* Problem to solve
Output the material beneath exactly, leaving nothing out.

* Given information
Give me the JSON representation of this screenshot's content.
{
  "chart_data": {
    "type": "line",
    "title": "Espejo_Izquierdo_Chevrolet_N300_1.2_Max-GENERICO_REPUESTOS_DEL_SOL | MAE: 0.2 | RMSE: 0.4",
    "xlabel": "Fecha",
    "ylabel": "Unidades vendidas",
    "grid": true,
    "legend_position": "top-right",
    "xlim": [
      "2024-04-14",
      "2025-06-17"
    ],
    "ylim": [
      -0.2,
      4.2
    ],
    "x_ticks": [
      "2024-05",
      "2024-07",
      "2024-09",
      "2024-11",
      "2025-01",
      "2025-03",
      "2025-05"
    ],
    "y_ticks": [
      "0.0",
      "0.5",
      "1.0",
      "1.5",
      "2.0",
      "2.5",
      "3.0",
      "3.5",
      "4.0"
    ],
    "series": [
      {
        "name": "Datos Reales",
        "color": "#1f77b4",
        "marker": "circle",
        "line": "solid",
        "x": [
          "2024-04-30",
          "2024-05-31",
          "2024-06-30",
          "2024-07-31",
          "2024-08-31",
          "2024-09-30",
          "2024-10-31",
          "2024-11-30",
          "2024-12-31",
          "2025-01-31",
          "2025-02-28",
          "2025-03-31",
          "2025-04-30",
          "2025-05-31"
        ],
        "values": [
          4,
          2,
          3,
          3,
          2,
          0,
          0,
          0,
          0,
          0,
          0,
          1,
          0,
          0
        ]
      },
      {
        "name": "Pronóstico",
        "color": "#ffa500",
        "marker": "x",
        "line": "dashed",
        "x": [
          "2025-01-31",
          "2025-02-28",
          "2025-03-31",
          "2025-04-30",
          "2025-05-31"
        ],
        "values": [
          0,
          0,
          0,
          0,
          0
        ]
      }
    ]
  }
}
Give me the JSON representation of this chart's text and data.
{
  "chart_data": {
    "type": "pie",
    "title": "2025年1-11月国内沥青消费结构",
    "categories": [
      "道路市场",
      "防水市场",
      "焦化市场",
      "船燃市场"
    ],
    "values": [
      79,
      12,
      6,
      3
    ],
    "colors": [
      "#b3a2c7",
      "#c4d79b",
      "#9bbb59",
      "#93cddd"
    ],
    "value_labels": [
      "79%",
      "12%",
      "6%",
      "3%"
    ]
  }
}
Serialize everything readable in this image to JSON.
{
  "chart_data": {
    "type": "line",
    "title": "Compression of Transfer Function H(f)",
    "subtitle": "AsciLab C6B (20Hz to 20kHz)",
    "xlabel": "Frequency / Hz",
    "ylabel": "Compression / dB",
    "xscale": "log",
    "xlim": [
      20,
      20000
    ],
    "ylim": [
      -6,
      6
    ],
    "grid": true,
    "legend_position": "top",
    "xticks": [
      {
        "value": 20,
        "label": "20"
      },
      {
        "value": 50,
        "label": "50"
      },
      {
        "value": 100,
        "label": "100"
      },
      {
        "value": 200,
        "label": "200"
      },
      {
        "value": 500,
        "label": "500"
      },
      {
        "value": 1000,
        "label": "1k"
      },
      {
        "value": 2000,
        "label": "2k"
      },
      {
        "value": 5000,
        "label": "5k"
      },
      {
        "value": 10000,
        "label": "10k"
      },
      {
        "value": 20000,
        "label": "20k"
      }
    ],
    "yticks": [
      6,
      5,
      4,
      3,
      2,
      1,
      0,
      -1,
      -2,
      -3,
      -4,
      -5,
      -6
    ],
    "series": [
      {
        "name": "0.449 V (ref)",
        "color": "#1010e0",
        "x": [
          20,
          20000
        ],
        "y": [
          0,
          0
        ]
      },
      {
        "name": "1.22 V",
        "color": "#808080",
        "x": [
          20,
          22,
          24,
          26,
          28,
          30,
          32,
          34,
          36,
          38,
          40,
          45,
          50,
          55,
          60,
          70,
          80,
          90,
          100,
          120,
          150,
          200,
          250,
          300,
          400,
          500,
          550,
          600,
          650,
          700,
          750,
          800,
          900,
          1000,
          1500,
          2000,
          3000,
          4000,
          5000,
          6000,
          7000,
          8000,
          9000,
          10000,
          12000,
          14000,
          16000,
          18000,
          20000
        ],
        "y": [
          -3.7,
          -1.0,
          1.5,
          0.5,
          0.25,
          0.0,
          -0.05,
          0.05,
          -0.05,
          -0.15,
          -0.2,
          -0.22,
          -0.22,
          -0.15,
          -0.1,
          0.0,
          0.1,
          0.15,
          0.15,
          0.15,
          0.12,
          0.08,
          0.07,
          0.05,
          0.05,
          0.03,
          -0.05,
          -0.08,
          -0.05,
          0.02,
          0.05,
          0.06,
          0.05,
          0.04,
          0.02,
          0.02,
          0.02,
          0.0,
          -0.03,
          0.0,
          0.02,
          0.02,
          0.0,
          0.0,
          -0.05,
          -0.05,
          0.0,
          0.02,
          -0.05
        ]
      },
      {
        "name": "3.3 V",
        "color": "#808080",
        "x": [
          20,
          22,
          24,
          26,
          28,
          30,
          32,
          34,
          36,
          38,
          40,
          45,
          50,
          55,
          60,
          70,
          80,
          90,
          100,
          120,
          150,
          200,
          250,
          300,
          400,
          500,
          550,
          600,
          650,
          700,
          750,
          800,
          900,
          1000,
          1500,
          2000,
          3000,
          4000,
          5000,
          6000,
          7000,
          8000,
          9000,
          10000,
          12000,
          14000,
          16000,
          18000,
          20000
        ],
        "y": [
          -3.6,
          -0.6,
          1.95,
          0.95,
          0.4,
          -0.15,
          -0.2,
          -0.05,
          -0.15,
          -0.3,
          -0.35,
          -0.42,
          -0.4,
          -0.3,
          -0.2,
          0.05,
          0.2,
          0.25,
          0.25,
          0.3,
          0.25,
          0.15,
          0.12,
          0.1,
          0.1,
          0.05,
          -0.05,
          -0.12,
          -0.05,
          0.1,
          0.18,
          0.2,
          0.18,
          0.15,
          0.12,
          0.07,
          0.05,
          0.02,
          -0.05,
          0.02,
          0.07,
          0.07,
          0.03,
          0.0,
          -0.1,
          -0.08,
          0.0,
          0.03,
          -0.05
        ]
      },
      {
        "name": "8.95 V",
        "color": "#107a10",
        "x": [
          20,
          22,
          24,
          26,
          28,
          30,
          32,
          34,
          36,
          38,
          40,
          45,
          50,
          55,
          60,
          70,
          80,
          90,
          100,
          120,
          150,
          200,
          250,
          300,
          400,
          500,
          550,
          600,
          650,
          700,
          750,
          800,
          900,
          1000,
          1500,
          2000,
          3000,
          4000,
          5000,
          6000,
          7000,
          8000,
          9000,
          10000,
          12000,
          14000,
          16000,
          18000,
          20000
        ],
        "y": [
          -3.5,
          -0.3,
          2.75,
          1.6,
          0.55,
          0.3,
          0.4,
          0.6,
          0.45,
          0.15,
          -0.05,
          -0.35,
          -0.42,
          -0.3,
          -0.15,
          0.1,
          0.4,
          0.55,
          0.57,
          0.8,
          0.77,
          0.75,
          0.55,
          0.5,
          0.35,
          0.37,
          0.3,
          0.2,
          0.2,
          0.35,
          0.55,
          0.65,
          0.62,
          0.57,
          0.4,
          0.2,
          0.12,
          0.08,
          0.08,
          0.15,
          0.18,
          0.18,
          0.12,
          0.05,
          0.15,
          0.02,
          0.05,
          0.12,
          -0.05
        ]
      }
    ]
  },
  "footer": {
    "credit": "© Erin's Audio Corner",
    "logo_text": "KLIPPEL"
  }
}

* Solution to the problem
Give me the JSON representation of this screenshot's content.
{
  "chart_data": {
    "type": "line",
    "title": "Espejo_Izquierdo_Chevrolet_N300_1.2_Max-GENERICO_REPUESTOS_DEL_SOL | MAE: 0.2 | RMSE: 0.4",
    "xlabel": "Fecha",
    "ylabel": "Unidades vendidas",
    "grid": true,
    "legend_position": "top-right",
    "xlim": [
      "2024-04-14",
      "2025-06-17"
    ],
    "ylim": [
      -0.2,
      4.2
    ],
    "x_ticks": [
      "2024-05",
      "2024-07",
      "2024-09",
      "2024-11",
      "2025-01",
      "2025-03",
      "2025-05"
    ],
    "y_ticks": [
      "0.0",
      "0.5",
      "1.0",
      "1.5",
      "2.0",
      "2.5",
      "3.0",
      "3.5",
      "4.0"
    ],
    "series": [
      {
        "name": "Datos Reales",
        "color": "#1f77b4",
        "marker": "circle",
        "line": "solid",
        "x": [
          "2024-04-30",
          "2024-05-31",
          "2024-06-30",
          "2024-07-31",
          "2024-08-31",
          "2024-09-30",
          "2024-10-31",
          "2024-11-30",
          "2024-12-31",
          "2025-01-31",
          "2025-02-28",
          "2025-03-31",
          "2025-04-30",
          "2025-05-31"
        ],
        "values": [
          4,
          2,
          3,
          3,
          2,
          0,
          0,
          0,
          0,
          0,
          0,
          1,
          0,
          0
        ]
      },
      {
        "name": "Pronóstico",
        "color": "#ffa500",
        "marker": "x",
        "line": "dashed",
        "x": [
          "2025-01-31",
          "2025-02-28",
          "2025-03-31",
          "2025-04-30",
          "2025-05-31"
        ],
        "values": [
          0,
          0,
          0,
          0,
          0
        ]
      }
    ]
  }
}
Give me the JSON representation of this chart's text and data.
{
  "chart_data": {
    "type": "pie",
    "title": "2025年1-11月国内沥青消费结构",
    "categories": [
      "道路市场",
      "防水市场",
      "焦化市场",
      "船燃市场"
    ],
    "values": [
      79,
      12,
      6,
      3
    ],
    "colors": [
      "#b3a2c7",
      "#c4d79b",
      "#9bbb59",
      "#93cddd"
    ],
    "value_labels": [
      "79%",
      "12%",
      "6%",
      "3%"
    ]
  }
}
Serialize everything readable in this image to JSON.
{
  "chart_data": {
    "type": "line",
    "title": "Compression of Transfer Function H(f)",
    "subtitle": "AsciLab C6B (20Hz to 20kHz)",
    "xlabel": "Frequency / Hz",
    "ylabel": "Compression / dB",
    "xscale": "log",
    "xlim": [
      20,
      20000
    ],
    "ylim": [
      -6,
      6
    ],
    "grid": true,
    "legend_position": "top",
    "xticks": [
      {
        "value": 20,
        "label": "20"
      },
      {
        "value": 50,
        "label": "50"
      },
      {
        "value": 100,
        "label": "100"
      },
      {
        "value": 200,
        "label": "200"
      },
      {
        "value": 500,
        "label": "500"
      },
      {
        "value": 1000,
        "label": "1k"
      },
      {
        "value": 2000,
        "label": "2k"
      },
      {
        "value": 5000,
        "label": "5k"
      },
      {
        "value": 10000,
        "label": "10k"
      },
      {
        "value": 20000,
        "label": "20k"
      }
    ],
    "yticks": [
      6,
      5,
      4,
      3,
      2,
      1,
      0,
      -1,
      -2,
      -3,
      -4,
      -5,
      -6
    ],
    "series": [
      {
        "name": "0.449 V (ref)",
        "color": "#1010e0",
        "x": [
          20,
          20000
        ],
        "y": [
          0,
          0
        ]
      },
      {
        "name": "1.22 V",
        "color": "#808080",
        "x": [
          20,
          22,
          24,
          26,
          28,
          30,
          32,
          34,
          36,
          38,
          40,
          45,
          50,
          55,
          60,
          70,
          80,
          90,
          100,
          120,
          150,
          200,
          250,
          300,
          400,
          500,
          550,
          600,
          650,
          700,
          750,
          800,
          900,
          1000,
          1500,
          2000,
          3000,
          4000,
          5000,
          6000,
          7000,
          8000,
          9000,
          10000,
          12000,
          14000,
          16000,
          18000,
          20000
        ],
        "y": [
          -3.7,
          -1.0,
          1.5,
          0.5,
          0.25,
          0.0,
          -0.05,
          0.05,
          -0.05,
          -0.15,
          -0.2,
          -0.22,
          -0.22,
          -0.15,
          -0.1,
          0.0,
          0.1,
          0.15,
          0.15,
          0.15,
          0.12,
          0.08,
          0.07,
          0.05,
          0.05,
          0.03,
          -0.05,
          -0.08,
          -0.05,
          0.02,
          0.05,
          0.06,
          0.05,
          0.04,
          0.02,
          0.02,
          0.02,
          0.0,
          -0.03,
          0.0,
          0.02,
          0.02,
          0.0,
          0.0,
          -0.05,
          -0.05,
          0.0,
          0.02,
          -0.05
        ]
      },
      {
        "name": "3.3 V",
        "color": "#808080",
        "x": [
          20,
          22,
          24,
          26,
          28,
          30,
          32,
          34,
          36,
          38,
          40,
          45,
          50,
          55,
          60,
          70,
          80,
          90,
          100,
          120,
          150,
          200,
          250,
          300,
          400,
          500,
          550,
          600,
          650,
          700,
          750,
          800,
          900,
          1000,
          1500,
          2000,
          3000,
          4000,
          5000,
          6000,
          7000,
          8000,
          9000,
          10000,
          12000,
          14000,
          16000,
          18000,
          20000
        ],
        "y": [
          -3.6,
          -0.6,
          1.95,
          0.95,
          0.4,
          -0.15,
          -0.2,
          -0.05,
          -0.15,
          -0.3,
          -0.35,
          -0.42,
          -0.4,
          -0.3,
          -0.2,
          0.05,
          0.2,
          0.25,
          0.25,
          0.3,
          0.25,
          0.15,
          0.12,
          0.1,
          0.1,
          0.05,
          -0.05,
          -0.12,
          -0.05,
          0.1,
          0.18,
          0.2,
          0.18,
          0.15,
          0.12,
          0.07,
          0.05,
          0.02,
          -0.05,
          0.02,
          0.07,
          0.07,
          0.03,
          0.0,
          -0.1,
          -0.08,
          0.0,
          0.03,
          -0.05
        ]
      },
      {
        "name": "8.95 V",
        "color": "#107a10",
        "x": [
          20,
          22,
          24,
          26,
          28,
          30,
          32,
          34,
          36,
          38,
          40,
          45,
          50,
          55,
          60,
          70,
          80,
          90,
          100,
          120,
          150,
          200,
          250,
          300,
          400,
          500,
          550,
          600,
          650,
          700,
          750,
          800,
          900,
          1000,
          1500,
          2000,
          3000,
          4000,
          5000,
          6000,
          7000,
          8000,
          9000,
          10000,
          12000,
          14000,
          16000,
          18000,
          20000
        ],
        "y": [
          -3.5,
          -0.3,
          2.75,
          1.6,
          0.55,
          0.3,
          0.4,
          0.6,
          0.45,
          0.15,
          -0.05,
          -0.35,
          -0.42,
          -0.3,
          -0.15,
          0.1,
          0.4,
          0.55,
          0.57,
          0.8,
          0.77,
          0.75,
          0.55,
          0.5,
          0.35,
          0.37,
          0.3,
          0.2,
          0.2,
          0.35,
          0.55,
          0.65,
          0.62,
          0.57,
          0.4,
          0.2,
          0.12,
          0.08,
          0.08,
          0.15,
          0.18,
          0.18,
          0.12,
          0.05,
          0.15,
          0.02,
          0.05,
          0.12,
          -0.05
        ]
      }
    ]
  },
  "footer": {
    "credit": "© Erin's Audio Corner",
    "logo_text": "KLIPPEL"
  }
}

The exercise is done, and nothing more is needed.